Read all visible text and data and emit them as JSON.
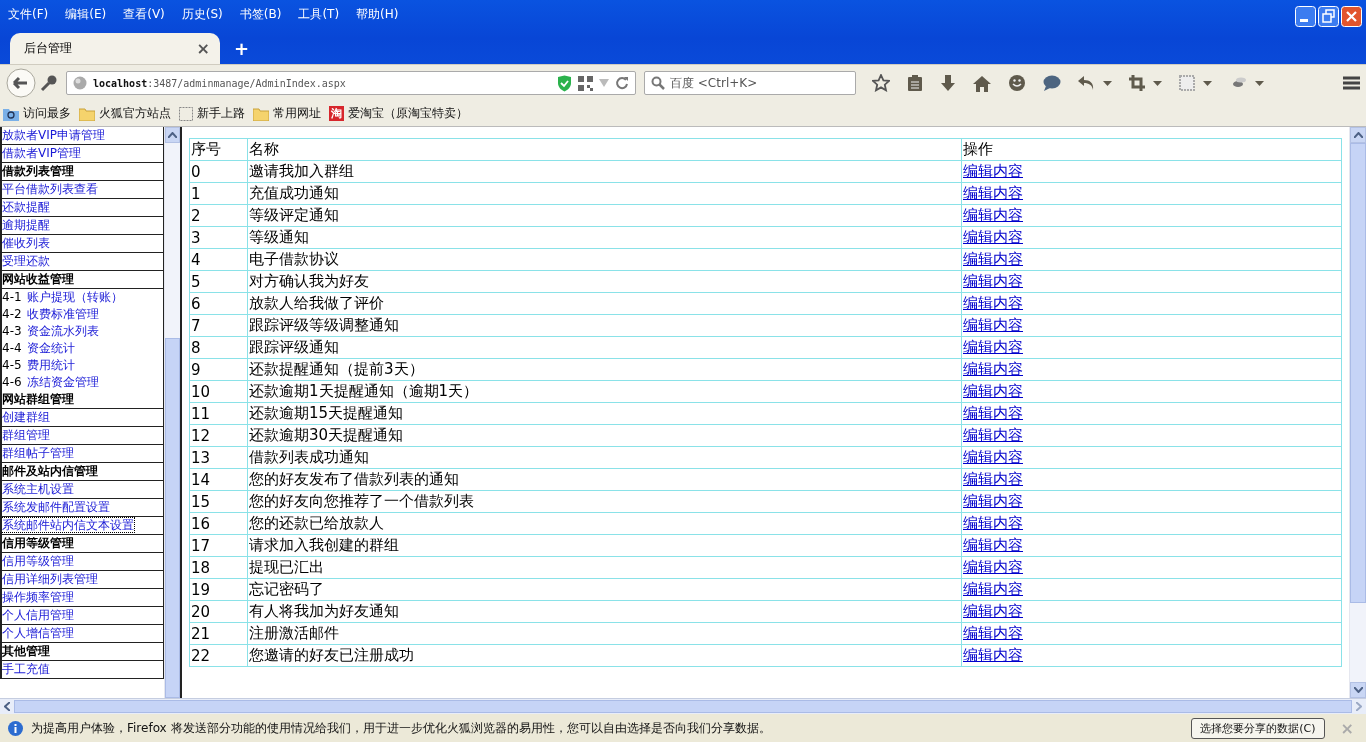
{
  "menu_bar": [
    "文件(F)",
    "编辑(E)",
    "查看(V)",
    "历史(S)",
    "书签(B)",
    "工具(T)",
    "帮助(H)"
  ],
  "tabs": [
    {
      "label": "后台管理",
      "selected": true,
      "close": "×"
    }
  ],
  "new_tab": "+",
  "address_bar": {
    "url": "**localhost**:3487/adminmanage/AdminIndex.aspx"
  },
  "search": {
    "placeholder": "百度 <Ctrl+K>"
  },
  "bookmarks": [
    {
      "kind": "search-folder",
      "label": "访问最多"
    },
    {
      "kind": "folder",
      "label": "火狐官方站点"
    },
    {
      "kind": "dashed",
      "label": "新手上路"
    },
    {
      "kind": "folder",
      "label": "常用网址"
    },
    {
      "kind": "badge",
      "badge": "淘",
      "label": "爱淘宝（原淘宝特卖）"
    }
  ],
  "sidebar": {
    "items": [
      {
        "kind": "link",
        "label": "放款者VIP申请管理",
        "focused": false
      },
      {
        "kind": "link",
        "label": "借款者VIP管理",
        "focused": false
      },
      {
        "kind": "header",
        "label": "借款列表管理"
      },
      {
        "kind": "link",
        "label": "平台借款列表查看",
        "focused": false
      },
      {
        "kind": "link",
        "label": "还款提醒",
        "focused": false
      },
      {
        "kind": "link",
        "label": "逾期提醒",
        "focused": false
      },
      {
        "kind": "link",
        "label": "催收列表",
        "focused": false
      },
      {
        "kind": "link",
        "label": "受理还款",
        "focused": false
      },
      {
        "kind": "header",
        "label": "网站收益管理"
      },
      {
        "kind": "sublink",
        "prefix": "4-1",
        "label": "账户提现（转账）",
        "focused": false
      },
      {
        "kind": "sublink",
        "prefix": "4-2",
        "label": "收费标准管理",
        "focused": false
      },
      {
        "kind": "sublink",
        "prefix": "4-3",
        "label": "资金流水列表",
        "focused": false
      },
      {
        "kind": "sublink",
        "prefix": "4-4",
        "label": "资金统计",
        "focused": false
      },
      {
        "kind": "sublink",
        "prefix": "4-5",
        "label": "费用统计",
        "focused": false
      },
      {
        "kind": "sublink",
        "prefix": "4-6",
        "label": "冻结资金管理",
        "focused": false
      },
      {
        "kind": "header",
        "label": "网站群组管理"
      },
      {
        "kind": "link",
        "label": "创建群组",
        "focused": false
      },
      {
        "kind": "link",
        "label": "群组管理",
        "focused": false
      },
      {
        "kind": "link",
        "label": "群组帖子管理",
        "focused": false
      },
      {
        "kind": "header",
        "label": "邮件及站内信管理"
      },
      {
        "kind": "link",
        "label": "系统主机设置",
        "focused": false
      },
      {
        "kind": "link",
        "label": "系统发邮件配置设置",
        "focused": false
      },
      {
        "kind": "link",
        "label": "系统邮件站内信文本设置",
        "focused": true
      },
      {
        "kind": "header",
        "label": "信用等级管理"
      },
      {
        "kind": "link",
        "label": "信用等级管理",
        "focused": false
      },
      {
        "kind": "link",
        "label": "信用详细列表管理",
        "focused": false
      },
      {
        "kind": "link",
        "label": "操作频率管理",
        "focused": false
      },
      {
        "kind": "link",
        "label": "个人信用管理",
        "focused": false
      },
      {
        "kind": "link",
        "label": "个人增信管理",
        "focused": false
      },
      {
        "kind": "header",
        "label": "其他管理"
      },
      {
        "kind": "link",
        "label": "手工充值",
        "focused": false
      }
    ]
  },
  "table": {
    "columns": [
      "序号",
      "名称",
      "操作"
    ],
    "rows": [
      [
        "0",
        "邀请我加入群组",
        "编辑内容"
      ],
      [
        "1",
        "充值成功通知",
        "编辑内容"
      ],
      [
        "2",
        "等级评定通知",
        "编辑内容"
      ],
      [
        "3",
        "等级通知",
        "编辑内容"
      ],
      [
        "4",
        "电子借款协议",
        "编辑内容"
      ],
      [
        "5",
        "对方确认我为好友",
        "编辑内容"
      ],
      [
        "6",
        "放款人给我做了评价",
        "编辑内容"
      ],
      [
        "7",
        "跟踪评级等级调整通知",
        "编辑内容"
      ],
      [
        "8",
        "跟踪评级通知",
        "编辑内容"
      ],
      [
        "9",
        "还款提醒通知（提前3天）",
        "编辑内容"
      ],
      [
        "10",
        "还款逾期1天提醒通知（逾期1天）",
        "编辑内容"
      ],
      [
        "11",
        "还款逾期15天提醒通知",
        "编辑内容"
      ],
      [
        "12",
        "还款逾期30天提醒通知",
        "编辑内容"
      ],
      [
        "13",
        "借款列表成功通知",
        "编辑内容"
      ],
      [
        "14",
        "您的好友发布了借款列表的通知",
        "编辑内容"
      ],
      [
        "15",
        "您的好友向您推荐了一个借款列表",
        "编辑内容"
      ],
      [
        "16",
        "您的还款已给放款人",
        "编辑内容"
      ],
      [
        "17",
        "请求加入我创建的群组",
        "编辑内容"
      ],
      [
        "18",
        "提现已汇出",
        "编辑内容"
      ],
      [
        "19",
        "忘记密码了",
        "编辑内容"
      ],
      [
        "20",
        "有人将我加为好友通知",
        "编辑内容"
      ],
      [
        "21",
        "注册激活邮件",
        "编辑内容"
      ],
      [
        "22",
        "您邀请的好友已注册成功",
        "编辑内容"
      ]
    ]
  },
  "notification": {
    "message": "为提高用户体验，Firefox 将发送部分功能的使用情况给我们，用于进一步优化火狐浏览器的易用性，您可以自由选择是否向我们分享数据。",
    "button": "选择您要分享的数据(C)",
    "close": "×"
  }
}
━━━━━━━━━━
Given request:
Repeat the full listing above exactly, with no pictures in the copy.

Task output:
Read all visible text and data and emit them as JSON.
{
  "menu_bar": [
    "文件(F)",
    "编辑(E)",
    "查看(V)",
    "历史(S)",
    "书签(B)",
    "工具(T)",
    "帮助(H)"
  ],
  "tabs": [
    {
      "label": "后台管理",
      "selected": true,
      "close": "×"
    }
  ],
  "new_tab": "+",
  "address_bar": {
    "url": "**localhost**:3487/adminmanage/AdminIndex.aspx"
  },
  "search": {
    "placeholder": "百度 <Ctrl+K>"
  },
  "bookmarks": [
    {
      "kind": "search-folder",
      "label": "访问最多"
    },
    {
      "kind": "folder",
      "label": "火狐官方站点"
    },
    {
      "kind": "dashed",
      "label": "新手上路"
    },
    {
      "kind": "folder",
      "label": "常用网址"
    },
    {
      "kind": "badge",
      "badge": "淘",
      "label": "爱淘宝（原淘宝特卖）"
    }
  ],
  "sidebar": {
    "items": [
      {
        "kind": "link",
        "label": "放款者VIP申请管理",
        "focused": false
      },
      {
        "kind": "link",
        "label": "借款者VIP管理",
        "focused": false
      },
      {
        "kind": "header",
        "label": "借款列表管理"
      },
      {
        "kind": "link",
        "label": "平台借款列表查看",
        "focused": false
      },
      {
        "kind": "link",
        "label": "还款提醒",
        "focused": false
      },
      {
        "kind": "link",
        "label": "逾期提醒",
        "focused": false
      },
      {
        "kind": "link",
        "label": "催收列表",
        "focused": false
      },
      {
        "kind": "link",
        "label": "受理还款",
        "focused": false
      },
      {
        "kind": "header",
        "label": "网站收益管理"
      },
      {
        "kind": "sublink",
        "prefix": "4-1",
        "label": "账户提现（转账）",
        "focused": false
      },
      {
        "kind": "sublink",
        "prefix": "4-2",
        "label": "收费标准管理",
        "focused": false
      },
      {
        "kind": "sublink",
        "prefix": "4-3",
        "label": "资金流水列表",
        "focused": false
      },
      {
        "kind": "sublink",
        "prefix": "4-4",
        "label": "资金统计",
        "focused": false
      },
      {
        "kind": "sublink",
        "prefix": "4-5",
        "label": "费用统计",
        "focused": false
      },
      {
        "kind": "sublink",
        "prefix": "4-6",
        "label": "冻结资金管理",
        "focused": false
      },
      {
        "kind": "header",
        "label": "网站群组管理"
      },
      {
        "kind": "link",
        "label": "创建群组",
        "focused": false
      },
      {
        "kind": "link",
        "label": "群组管理",
        "focused": false
      },
      {
        "kind": "link",
        "label": "群组帖子管理",
        "focused": false
      },
      {
        "kind": "header",
        "label": "邮件及站内信管理"
      },
      {
        "kind": "link",
        "label": "系统主机设置",
        "focused": false
      },
      {
        "kind": "link",
        "label": "系统发邮件配置设置",
        "focused": false
      },
      {
        "kind": "link",
        "label": "系统邮件站内信文本设置",
        "focused": true
      },
      {
        "kind": "header",
        "label": "信用等级管理"
      },
      {
        "kind": "link",
        "label": "信用等级管理",
        "focused": false
      },
      {
        "kind": "link",
        "label": "信用详细列表管理",
        "focused": false
      },
      {
        "kind": "link",
        "label": "操作频率管理",
        "focused": false
      },
      {
        "kind": "link",
        "label": "个人信用管理",
        "focused": false
      },
      {
        "kind": "link",
        "label": "个人增信管理",
        "focused": false
      },
      {
        "kind": "header",
        "label": "其他管理"
      },
      {
        "kind": "link",
        "label": "手工充值",
        "focused": false
      }
    ]
  },
  "table": {
    "columns": [
      "序号",
      "名称",
      "操作"
    ],
    "rows": [
      [
        "0",
        "邀请我加入群组",
        "编辑内容"
      ],
      [
        "1",
        "充值成功通知",
        "编辑内容"
      ],
      [
        "2",
        "等级评定通知",
        "编辑内容"
      ],
      [
        "3",
        "等级通知",
        "编辑内容"
      ],
      [
        "4",
        "电子借款协议",
        "编辑内容"
      ],
      [
        "5",
        "对方确认我为好友",
        "编辑内容"
      ],
      [
        "6",
        "放款人给我做了评价",
        "编辑内容"
      ],
      [
        "7",
        "跟踪评级等级调整通知",
        "编辑内容"
      ],
      [
        "8",
        "跟踪评级通知",
        "编辑内容"
      ],
      [
        "9",
        "还款提醒通知（提前3天）",
        "编辑内容"
      ],
      [
        "10",
        "还款逾期1天提醒通知（逾期1天）",
        "编辑内容"
      ],
      [
        "11",
        "还款逾期15天提醒通知",
        "编辑内容"
      ],
      [
        "12",
        "还款逾期30天提醒通知",
        "编辑内容"
      ],
      [
        "13",
        "借款列表成功通知",
        "编辑内容"
      ],
      [
        "14",
        "您的好友发布了借款列表的通知",
        "编辑内容"
      ],
      [
        "15",
        "您的好友向您推荐了一个借款列表",
        "编辑内容"
      ],
      [
        "16",
        "您的还款已给放款人",
        "编辑内容"
      ],
      [
        "17",
        "请求加入我创建的群组",
        "编辑内容"
      ],
      [
        "18",
        "提现已汇出",
        "编辑内容"
      ],
      [
        "19",
        "忘记密码了",
        "编辑内容"
      ],
      [
        "20",
        "有人将我加为好友通知",
        "编辑内容"
      ],
      [
        "21",
        "注册激活邮件",
        "编辑内容"
      ],
      [
        "22",
        "您邀请的好友已注册成功",
        "编辑内容"
      ]
    ]
  },
  "notification": {
    "message": "为提高用户体验，Firefox 将发送部分功能的使用情况给我们，用于进一步优化火狐浏览器的易用性，您可以自由选择是否向我们分享数据。",
    "button": "选择您要分享的数据(C)",
    "close": "×"
  }
}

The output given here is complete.